Each line that holds the word "Specific" is to be identified and copied.

/---

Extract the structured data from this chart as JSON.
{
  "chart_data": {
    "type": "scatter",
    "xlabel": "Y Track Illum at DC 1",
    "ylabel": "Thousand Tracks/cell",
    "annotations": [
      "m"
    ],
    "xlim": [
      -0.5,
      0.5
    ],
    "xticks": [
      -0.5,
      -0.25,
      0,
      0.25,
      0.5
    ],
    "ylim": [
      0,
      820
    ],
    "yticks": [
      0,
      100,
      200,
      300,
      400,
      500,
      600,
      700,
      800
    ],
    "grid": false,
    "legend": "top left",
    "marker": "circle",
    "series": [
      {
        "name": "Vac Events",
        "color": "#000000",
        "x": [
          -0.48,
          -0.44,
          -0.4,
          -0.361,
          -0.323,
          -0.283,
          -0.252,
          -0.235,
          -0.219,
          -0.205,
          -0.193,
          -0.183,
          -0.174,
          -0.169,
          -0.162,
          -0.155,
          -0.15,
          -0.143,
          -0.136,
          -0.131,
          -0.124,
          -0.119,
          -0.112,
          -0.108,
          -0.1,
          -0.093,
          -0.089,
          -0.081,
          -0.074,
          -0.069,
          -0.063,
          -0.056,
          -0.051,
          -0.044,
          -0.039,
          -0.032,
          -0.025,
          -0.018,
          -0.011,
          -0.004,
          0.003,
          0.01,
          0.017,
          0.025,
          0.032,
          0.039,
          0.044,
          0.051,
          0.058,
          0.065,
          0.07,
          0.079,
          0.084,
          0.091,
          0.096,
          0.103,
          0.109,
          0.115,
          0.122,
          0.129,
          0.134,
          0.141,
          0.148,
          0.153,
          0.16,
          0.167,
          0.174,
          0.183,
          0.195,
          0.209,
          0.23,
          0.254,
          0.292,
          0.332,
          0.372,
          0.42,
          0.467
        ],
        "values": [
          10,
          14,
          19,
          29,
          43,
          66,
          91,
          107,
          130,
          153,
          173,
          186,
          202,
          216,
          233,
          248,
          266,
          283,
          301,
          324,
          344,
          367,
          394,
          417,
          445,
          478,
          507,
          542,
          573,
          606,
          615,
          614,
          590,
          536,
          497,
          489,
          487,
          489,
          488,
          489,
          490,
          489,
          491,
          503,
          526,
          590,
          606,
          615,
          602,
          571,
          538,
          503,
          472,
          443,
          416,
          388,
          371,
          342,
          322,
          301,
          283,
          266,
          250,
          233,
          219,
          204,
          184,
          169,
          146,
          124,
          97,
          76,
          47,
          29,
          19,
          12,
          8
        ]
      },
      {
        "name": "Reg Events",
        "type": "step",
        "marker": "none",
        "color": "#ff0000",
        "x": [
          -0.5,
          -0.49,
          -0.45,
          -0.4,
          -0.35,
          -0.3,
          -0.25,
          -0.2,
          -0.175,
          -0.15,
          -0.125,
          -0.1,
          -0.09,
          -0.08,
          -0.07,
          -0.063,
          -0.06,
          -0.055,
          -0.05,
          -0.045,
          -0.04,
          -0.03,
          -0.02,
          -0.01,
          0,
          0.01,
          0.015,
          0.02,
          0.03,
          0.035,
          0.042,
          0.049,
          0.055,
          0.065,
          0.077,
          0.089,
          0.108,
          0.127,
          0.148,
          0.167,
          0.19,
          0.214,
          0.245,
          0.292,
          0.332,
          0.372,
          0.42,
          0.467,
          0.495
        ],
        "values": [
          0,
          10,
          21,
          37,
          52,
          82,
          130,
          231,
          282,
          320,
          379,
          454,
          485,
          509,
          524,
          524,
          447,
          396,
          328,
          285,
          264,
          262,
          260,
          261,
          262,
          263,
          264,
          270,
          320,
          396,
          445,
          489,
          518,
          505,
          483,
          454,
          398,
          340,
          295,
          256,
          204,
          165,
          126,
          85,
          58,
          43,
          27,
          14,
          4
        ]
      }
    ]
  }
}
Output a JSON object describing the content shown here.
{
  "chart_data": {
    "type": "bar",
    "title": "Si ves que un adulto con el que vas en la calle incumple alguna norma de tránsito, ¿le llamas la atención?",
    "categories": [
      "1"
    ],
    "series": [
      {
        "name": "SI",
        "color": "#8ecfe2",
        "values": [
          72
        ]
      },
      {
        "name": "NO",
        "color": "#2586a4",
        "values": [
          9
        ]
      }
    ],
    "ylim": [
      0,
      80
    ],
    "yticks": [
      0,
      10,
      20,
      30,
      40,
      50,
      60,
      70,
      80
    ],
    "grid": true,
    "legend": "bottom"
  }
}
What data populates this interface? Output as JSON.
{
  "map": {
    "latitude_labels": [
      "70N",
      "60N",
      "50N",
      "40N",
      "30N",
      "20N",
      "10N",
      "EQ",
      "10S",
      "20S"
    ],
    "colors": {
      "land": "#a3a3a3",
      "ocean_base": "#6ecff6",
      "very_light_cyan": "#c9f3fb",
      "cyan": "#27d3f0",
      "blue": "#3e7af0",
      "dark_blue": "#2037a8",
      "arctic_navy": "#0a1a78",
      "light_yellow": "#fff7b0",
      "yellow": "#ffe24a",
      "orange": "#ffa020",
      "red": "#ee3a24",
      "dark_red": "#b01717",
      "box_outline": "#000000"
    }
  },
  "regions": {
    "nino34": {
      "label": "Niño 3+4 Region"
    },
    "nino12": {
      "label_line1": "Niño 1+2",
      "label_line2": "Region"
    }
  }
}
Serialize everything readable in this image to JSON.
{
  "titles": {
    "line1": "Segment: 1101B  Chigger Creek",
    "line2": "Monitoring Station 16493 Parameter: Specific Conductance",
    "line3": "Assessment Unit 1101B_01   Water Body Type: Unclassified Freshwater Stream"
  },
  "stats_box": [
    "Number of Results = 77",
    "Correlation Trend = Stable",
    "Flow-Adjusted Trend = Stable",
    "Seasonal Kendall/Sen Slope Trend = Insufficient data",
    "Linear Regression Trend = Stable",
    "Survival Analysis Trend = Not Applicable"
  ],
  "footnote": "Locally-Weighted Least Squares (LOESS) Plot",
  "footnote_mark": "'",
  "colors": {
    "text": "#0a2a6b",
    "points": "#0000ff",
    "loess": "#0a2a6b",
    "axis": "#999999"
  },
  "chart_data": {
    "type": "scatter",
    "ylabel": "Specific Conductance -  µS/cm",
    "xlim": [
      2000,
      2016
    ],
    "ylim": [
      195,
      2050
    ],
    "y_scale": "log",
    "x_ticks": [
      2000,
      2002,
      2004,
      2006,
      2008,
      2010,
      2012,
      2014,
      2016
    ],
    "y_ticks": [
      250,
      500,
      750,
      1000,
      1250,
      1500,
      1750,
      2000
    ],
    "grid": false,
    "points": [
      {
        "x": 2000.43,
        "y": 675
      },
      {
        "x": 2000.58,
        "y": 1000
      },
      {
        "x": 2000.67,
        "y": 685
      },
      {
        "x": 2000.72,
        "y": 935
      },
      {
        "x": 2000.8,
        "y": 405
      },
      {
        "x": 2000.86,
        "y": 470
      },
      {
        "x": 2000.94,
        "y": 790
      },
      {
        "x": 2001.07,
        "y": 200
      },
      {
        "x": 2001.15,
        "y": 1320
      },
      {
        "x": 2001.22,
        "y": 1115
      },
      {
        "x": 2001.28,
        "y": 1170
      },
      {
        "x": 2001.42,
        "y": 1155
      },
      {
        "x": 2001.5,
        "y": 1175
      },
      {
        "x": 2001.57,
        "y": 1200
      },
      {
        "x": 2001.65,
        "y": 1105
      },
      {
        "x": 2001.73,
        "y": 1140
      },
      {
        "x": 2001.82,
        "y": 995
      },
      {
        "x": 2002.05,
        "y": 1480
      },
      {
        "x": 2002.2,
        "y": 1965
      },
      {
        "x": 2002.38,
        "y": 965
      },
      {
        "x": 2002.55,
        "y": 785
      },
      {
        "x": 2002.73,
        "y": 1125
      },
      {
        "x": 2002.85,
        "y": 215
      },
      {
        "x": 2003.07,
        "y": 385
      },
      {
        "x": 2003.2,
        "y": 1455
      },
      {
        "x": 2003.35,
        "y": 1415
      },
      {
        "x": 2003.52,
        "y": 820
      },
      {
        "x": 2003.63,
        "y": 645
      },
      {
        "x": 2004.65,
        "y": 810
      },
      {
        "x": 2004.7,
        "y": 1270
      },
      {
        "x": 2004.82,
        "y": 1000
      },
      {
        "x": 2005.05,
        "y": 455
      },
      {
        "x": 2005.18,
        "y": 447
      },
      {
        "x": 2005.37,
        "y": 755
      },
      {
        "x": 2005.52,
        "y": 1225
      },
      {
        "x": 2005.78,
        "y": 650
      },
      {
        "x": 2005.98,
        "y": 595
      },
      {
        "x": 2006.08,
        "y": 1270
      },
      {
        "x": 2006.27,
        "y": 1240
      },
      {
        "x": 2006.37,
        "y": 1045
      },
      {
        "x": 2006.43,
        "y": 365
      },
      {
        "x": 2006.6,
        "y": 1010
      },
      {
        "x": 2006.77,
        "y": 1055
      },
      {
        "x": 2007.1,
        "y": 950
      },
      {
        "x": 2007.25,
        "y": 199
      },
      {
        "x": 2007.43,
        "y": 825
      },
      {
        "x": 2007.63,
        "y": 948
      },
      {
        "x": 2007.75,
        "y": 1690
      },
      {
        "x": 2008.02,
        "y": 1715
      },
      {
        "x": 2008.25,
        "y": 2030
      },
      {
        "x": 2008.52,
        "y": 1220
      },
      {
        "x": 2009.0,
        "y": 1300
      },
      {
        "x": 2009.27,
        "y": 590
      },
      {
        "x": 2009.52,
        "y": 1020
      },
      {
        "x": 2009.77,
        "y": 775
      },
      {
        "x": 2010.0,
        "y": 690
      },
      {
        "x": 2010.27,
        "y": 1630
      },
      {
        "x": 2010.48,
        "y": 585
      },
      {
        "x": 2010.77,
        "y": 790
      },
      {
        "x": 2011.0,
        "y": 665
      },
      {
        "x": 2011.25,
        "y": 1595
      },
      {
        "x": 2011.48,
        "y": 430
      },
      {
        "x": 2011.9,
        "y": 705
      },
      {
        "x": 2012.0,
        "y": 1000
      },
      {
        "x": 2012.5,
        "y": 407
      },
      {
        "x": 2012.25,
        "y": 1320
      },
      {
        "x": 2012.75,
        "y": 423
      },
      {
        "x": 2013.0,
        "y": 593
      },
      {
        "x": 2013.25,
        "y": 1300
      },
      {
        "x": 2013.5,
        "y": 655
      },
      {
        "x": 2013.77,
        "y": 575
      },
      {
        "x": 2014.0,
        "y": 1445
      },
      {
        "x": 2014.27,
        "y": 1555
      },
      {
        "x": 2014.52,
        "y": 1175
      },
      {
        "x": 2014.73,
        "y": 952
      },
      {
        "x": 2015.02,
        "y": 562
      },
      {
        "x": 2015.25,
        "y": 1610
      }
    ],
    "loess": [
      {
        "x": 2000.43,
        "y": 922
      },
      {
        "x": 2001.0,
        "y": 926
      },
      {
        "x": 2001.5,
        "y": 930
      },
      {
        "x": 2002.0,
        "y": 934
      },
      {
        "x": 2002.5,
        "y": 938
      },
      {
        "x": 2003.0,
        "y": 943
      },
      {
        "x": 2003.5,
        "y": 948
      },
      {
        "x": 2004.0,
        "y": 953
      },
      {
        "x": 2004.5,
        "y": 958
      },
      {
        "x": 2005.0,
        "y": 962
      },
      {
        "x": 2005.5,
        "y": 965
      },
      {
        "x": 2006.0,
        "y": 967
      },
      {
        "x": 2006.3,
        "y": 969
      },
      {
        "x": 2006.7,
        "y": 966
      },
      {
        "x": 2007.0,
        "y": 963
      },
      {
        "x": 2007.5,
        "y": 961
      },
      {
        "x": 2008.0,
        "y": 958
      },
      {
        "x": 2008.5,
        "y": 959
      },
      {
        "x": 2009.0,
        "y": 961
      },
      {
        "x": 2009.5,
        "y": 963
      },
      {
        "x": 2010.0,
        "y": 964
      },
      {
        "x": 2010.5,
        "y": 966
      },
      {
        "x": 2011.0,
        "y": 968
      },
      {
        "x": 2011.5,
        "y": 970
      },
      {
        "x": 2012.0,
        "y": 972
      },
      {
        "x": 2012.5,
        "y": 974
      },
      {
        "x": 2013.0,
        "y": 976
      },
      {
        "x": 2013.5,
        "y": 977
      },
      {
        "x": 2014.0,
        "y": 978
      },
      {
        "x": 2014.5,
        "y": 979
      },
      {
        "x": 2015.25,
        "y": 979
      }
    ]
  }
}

\---

▸ **Reply**
    "line2": "Monitoring Station 16493 Parameter: Specific Conductance",
    "ylabel": "Specific Conductance -  µS/cm",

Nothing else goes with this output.